* **Collection entries**
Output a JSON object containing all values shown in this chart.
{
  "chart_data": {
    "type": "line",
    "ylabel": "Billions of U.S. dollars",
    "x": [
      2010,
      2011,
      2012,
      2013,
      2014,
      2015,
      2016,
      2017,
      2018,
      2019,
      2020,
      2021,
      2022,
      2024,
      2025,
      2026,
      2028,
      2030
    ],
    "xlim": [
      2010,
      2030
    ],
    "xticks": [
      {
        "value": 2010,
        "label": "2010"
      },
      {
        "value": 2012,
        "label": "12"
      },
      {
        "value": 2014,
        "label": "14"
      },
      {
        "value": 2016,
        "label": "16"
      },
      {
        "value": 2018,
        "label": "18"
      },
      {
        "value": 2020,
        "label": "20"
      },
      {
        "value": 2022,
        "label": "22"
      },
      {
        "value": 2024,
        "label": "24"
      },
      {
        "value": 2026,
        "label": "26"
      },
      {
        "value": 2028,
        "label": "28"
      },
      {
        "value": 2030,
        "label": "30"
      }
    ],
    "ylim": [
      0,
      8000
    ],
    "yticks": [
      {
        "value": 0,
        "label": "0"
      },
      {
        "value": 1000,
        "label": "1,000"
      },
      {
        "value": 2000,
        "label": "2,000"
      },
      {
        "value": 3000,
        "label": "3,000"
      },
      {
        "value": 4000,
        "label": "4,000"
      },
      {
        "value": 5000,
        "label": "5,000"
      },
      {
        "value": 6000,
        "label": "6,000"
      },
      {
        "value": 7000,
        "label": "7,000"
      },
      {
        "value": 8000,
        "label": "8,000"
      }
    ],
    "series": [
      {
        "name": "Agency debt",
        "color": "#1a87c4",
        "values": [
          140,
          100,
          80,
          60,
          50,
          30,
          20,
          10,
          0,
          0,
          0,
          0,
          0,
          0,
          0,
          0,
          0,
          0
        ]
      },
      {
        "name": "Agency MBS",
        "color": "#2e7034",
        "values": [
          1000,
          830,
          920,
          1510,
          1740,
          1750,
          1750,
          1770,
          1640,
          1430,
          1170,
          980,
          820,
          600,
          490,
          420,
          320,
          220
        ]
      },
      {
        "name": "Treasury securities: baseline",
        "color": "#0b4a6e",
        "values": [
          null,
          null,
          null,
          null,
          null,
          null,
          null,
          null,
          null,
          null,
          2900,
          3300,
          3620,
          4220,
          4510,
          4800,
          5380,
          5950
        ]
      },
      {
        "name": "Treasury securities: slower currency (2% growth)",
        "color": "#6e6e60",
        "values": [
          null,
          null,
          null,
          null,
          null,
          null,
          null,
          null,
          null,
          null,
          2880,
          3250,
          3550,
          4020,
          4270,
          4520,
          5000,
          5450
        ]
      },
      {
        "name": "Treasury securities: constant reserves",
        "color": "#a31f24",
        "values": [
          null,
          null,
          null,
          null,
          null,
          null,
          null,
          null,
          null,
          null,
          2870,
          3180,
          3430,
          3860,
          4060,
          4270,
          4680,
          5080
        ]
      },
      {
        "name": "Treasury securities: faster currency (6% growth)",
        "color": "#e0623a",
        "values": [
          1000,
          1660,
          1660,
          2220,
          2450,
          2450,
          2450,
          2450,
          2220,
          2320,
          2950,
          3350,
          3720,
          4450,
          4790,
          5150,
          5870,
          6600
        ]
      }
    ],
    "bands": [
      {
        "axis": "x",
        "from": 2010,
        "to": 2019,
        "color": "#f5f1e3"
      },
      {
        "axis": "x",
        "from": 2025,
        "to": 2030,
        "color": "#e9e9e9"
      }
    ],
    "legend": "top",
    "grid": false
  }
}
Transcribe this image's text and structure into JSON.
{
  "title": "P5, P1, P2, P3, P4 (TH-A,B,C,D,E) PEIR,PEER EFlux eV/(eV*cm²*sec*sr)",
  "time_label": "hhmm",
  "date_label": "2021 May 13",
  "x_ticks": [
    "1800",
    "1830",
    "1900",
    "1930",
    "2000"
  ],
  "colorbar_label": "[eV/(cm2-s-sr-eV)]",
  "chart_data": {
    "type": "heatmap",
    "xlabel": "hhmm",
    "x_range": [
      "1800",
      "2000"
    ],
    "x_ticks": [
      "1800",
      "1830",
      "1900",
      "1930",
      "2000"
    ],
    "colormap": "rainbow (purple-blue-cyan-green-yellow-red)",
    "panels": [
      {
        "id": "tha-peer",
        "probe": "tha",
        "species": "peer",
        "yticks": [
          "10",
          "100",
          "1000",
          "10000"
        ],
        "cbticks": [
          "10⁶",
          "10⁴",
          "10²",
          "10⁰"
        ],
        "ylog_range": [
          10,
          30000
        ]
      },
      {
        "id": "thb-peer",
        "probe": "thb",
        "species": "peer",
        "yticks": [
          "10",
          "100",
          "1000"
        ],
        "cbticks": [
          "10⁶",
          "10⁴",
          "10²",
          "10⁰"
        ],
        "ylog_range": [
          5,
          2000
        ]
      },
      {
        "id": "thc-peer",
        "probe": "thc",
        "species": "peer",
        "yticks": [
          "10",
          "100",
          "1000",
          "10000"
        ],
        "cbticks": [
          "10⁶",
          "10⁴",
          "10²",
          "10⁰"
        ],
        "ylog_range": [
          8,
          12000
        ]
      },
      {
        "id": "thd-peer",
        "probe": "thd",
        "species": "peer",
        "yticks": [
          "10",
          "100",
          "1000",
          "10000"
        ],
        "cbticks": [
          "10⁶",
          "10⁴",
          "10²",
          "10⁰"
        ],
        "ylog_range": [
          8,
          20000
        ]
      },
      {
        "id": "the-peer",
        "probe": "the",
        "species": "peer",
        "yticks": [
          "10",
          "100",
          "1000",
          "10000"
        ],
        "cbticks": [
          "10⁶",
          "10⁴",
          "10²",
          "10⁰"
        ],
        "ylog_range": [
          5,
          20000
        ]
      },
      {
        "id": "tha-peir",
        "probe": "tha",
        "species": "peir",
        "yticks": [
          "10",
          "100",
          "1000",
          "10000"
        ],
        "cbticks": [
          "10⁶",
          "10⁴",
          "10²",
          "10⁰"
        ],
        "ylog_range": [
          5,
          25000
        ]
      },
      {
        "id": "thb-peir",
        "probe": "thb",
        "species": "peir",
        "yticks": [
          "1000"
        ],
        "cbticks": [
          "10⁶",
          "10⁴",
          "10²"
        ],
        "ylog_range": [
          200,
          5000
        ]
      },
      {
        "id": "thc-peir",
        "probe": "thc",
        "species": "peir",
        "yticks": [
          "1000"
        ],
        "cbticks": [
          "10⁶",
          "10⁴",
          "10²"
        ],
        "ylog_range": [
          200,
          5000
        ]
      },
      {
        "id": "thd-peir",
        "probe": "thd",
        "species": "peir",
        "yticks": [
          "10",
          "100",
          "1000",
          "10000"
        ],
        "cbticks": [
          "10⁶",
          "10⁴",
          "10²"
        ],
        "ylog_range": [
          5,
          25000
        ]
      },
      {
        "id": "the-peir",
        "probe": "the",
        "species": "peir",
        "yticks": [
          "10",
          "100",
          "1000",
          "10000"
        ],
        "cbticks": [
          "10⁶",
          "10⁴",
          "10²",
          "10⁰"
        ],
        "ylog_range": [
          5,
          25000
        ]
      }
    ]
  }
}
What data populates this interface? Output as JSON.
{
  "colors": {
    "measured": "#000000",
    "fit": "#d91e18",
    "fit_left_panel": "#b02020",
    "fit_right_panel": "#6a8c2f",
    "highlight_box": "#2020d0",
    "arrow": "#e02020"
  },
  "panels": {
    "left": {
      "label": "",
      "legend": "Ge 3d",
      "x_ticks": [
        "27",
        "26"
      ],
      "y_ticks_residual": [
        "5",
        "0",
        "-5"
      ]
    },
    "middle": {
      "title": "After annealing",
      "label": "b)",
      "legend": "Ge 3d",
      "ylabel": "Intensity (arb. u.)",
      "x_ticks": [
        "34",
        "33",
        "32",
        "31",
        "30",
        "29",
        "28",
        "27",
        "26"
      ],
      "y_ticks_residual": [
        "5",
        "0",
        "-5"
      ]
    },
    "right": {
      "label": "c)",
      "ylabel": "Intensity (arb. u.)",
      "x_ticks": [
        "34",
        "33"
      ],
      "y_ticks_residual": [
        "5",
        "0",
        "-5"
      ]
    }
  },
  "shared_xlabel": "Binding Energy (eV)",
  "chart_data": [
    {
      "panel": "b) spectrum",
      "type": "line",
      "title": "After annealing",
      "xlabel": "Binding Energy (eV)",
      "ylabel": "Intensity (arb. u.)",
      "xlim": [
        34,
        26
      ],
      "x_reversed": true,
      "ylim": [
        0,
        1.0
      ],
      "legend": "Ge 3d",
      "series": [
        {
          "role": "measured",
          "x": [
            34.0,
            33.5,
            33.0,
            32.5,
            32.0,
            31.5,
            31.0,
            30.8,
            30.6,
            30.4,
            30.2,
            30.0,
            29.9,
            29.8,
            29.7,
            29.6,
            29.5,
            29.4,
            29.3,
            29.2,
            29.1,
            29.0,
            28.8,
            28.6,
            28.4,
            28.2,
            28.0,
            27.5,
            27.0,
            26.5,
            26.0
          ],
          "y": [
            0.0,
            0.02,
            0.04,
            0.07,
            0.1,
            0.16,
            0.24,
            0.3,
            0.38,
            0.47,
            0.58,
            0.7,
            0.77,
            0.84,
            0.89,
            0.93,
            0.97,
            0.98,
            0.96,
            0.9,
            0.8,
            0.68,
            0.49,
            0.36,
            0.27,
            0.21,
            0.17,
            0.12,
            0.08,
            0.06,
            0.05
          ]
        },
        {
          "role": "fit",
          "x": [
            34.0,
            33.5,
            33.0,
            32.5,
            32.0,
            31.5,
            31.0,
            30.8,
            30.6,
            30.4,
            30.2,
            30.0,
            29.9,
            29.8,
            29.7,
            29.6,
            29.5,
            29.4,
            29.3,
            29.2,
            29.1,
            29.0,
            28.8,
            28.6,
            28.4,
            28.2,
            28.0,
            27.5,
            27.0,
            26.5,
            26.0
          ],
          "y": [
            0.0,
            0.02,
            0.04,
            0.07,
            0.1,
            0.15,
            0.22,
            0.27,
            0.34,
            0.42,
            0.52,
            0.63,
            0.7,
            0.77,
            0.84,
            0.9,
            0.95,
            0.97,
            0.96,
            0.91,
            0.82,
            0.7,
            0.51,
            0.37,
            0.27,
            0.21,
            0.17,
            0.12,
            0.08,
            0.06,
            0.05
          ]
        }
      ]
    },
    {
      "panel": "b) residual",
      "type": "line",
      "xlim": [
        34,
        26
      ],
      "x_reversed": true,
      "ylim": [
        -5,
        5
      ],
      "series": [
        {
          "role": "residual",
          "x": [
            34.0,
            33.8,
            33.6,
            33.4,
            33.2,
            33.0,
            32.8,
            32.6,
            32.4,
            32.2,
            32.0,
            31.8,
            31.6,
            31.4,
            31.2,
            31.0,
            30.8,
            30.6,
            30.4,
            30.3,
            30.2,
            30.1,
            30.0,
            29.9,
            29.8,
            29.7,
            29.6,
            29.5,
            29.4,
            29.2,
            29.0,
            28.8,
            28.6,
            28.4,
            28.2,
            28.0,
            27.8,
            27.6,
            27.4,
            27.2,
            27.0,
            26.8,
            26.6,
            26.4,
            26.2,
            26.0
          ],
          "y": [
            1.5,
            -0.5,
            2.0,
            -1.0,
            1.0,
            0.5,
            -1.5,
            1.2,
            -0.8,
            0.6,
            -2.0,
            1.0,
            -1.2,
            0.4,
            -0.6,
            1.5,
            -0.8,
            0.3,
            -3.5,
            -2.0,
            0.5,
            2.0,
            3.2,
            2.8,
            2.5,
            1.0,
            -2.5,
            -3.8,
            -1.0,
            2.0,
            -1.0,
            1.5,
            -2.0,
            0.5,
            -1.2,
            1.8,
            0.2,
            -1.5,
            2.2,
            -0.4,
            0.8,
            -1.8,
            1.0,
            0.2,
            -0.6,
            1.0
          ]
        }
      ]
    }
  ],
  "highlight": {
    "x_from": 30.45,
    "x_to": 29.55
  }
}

* **Your goal**
Give only the number of lines in the records that contain the string "role".

* **Answer below**
3